--- Goal ---
Each line holding the word "C₂H₄" counts once; give the total and nothing more.

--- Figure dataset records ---
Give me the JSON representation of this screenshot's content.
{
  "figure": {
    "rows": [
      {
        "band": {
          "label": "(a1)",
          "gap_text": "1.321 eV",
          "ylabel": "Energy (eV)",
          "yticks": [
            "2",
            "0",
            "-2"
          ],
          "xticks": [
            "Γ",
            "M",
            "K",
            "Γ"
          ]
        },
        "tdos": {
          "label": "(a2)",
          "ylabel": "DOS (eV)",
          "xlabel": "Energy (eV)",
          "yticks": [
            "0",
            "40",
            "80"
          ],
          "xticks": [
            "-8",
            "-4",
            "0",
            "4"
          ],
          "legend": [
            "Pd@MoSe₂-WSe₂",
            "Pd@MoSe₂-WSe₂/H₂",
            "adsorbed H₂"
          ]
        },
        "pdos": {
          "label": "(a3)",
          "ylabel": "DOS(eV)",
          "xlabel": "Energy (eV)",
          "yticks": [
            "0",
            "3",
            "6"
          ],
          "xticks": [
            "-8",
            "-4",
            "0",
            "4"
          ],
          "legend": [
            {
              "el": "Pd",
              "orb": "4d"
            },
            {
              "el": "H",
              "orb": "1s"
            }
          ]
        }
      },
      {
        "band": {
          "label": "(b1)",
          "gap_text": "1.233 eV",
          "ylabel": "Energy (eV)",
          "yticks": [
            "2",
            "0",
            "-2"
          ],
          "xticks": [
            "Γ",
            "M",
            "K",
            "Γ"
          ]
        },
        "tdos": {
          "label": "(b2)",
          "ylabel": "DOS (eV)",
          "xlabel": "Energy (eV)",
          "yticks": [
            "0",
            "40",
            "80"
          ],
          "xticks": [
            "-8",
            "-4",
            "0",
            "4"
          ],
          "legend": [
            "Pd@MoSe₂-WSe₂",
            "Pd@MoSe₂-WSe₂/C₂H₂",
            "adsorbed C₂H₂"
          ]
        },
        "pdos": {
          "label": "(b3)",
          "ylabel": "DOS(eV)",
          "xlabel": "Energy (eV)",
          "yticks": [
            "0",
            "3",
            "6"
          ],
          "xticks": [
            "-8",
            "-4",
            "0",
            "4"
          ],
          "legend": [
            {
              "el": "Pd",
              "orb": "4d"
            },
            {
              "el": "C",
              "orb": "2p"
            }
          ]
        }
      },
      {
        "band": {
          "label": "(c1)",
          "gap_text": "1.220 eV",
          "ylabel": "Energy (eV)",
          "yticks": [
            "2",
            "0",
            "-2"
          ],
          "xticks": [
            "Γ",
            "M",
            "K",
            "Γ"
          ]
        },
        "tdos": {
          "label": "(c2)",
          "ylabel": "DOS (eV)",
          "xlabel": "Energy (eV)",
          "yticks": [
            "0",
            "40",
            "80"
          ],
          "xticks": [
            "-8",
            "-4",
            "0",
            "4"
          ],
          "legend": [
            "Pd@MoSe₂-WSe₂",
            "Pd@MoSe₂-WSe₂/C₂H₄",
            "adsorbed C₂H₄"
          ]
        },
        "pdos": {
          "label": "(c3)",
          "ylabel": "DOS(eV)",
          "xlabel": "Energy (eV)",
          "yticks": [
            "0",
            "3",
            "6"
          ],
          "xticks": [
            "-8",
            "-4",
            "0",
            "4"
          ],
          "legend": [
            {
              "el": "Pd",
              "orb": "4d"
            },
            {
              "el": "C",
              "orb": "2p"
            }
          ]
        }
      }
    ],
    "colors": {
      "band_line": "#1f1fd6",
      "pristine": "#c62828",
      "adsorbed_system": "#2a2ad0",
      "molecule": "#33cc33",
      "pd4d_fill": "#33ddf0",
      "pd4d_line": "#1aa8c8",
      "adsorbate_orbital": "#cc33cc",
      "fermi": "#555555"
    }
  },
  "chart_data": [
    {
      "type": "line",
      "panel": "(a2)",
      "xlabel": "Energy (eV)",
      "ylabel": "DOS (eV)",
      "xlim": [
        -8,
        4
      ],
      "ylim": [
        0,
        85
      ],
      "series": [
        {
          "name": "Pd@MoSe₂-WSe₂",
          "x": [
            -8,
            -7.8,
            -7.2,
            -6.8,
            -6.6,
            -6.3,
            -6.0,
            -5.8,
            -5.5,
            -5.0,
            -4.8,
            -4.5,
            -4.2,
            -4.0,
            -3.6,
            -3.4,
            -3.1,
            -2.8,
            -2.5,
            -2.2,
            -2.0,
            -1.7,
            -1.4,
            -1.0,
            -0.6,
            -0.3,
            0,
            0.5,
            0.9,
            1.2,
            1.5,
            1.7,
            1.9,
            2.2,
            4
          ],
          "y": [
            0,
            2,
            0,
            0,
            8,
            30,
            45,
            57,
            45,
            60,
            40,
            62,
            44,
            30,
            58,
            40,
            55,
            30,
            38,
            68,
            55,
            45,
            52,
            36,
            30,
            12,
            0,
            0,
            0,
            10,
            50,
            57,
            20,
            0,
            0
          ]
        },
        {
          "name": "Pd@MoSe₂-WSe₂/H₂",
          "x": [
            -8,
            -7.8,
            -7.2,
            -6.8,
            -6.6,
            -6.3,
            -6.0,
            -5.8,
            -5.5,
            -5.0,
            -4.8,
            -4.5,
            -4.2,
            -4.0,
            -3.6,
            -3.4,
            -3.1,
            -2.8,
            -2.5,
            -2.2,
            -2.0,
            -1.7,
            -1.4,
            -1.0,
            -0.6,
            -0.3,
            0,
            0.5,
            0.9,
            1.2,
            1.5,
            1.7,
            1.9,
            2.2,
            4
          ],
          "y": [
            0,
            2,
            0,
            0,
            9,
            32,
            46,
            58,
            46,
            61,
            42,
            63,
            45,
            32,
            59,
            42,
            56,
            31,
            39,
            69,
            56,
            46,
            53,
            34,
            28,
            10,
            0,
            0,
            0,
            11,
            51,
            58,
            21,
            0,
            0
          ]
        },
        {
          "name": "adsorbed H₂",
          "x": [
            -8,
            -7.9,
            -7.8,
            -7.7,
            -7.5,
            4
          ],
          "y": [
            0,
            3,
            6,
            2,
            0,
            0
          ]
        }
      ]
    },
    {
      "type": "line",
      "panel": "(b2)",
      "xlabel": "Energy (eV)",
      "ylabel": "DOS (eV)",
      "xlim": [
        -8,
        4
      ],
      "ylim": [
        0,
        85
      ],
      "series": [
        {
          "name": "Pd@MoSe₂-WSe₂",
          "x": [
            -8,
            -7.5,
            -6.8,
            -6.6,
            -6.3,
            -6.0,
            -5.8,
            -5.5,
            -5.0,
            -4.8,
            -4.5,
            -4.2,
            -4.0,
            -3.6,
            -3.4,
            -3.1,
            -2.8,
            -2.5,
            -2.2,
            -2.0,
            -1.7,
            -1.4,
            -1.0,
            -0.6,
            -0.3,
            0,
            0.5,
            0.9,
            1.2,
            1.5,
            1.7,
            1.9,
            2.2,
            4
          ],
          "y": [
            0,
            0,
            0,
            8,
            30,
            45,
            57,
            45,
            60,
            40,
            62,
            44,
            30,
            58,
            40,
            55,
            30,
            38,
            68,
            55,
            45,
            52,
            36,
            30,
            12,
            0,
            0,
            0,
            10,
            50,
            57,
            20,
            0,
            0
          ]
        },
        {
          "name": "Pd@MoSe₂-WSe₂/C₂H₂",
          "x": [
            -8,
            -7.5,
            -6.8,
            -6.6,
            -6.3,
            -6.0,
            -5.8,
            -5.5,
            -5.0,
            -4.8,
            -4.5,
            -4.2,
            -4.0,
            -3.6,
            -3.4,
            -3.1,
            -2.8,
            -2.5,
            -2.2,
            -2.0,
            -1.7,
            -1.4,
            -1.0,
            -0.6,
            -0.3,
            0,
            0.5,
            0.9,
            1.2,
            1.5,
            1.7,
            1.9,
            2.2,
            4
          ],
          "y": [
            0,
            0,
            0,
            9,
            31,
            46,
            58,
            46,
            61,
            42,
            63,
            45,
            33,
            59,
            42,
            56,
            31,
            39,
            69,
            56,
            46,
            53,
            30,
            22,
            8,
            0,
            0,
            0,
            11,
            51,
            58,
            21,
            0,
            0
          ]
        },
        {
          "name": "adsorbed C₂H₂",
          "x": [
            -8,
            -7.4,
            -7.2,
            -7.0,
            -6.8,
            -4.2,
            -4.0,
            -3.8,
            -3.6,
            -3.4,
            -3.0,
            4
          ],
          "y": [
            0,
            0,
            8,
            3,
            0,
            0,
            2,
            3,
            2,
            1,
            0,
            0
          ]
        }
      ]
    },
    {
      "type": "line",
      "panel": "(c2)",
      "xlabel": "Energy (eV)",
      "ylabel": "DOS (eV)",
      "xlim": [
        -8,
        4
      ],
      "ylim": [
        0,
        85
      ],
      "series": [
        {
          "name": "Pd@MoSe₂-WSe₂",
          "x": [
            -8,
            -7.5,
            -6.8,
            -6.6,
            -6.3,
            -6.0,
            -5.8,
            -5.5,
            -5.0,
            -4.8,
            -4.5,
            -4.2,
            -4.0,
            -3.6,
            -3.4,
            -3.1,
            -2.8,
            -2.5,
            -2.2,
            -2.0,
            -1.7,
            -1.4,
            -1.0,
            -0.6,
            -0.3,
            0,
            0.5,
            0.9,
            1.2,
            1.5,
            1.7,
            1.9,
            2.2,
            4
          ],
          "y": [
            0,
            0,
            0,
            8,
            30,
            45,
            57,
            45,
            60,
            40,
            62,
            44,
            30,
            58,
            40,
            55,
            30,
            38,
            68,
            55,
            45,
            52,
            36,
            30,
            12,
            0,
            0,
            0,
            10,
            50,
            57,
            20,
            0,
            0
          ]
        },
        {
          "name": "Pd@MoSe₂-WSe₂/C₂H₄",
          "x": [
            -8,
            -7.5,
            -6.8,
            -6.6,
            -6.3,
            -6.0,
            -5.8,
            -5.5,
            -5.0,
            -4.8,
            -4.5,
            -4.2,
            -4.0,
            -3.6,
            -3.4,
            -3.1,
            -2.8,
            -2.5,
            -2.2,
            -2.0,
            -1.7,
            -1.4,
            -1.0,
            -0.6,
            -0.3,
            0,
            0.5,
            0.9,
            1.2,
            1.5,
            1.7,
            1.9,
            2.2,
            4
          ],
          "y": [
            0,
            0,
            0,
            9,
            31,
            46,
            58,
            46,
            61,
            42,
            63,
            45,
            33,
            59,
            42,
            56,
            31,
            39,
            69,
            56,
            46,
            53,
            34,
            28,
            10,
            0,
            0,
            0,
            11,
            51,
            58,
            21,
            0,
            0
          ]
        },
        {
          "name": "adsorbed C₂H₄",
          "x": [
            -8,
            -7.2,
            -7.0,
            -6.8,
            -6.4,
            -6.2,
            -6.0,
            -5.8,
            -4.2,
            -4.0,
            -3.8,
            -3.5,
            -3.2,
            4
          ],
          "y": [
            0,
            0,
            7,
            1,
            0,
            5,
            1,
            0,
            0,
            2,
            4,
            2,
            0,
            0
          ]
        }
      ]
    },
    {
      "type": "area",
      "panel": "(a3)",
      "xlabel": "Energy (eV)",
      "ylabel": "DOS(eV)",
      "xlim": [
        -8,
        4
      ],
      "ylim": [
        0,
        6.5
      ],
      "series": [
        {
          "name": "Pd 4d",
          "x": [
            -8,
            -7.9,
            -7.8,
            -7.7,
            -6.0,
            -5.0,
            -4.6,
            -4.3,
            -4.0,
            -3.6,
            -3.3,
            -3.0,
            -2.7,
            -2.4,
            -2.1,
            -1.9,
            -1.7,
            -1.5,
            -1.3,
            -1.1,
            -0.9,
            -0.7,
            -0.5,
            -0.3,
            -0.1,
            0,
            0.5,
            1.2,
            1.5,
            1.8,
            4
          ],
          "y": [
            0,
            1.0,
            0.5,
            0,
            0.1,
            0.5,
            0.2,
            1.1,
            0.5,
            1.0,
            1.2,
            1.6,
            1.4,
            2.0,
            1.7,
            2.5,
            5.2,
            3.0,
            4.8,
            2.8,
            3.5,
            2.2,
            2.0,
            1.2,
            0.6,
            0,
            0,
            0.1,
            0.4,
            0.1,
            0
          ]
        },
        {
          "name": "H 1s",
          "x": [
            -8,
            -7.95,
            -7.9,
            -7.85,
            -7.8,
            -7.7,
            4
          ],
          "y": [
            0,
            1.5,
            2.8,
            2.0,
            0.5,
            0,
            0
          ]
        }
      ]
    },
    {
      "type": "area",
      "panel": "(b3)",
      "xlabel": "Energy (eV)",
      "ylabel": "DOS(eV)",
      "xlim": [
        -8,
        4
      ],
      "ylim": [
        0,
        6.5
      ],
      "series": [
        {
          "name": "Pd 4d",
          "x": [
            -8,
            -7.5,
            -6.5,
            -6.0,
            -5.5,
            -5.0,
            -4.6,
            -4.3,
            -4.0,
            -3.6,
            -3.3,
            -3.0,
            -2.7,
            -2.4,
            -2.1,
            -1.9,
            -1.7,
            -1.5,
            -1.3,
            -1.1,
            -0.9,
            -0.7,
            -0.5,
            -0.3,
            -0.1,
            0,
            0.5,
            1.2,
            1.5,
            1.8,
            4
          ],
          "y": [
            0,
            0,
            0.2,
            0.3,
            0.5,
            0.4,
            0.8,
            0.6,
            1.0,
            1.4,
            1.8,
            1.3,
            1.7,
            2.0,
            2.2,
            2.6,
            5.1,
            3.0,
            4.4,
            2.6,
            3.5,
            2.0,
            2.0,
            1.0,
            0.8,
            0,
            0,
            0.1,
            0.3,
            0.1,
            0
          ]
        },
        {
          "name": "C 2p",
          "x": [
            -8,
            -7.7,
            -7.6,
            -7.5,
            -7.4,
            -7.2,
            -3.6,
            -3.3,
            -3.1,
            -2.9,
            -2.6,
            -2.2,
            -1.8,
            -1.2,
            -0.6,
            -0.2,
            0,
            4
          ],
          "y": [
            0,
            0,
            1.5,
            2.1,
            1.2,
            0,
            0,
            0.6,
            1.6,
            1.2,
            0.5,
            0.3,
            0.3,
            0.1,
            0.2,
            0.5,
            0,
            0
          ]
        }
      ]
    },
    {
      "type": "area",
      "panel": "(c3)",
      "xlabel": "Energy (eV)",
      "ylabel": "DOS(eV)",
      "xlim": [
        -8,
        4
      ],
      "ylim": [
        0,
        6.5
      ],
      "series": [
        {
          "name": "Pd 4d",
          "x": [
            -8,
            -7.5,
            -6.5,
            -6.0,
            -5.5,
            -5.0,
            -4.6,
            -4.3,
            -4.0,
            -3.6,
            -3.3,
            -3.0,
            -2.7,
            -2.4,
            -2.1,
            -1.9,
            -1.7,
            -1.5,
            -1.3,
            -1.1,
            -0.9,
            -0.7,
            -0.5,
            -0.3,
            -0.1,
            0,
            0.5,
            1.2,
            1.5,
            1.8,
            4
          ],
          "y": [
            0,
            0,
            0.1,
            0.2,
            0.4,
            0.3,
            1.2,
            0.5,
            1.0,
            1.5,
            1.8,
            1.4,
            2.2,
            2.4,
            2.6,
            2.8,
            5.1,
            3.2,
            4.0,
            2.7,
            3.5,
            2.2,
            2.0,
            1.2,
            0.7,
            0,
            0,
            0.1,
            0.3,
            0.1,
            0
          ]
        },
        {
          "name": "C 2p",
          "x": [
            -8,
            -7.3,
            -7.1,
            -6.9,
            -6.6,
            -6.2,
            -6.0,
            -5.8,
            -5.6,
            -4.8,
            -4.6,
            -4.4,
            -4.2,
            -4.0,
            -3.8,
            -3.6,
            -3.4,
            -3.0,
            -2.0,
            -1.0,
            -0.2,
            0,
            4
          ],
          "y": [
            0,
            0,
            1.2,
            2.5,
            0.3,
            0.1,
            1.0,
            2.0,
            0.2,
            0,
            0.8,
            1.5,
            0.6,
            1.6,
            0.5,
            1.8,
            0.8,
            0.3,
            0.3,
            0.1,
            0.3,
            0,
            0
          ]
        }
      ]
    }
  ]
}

--- Result for this exercise ---
4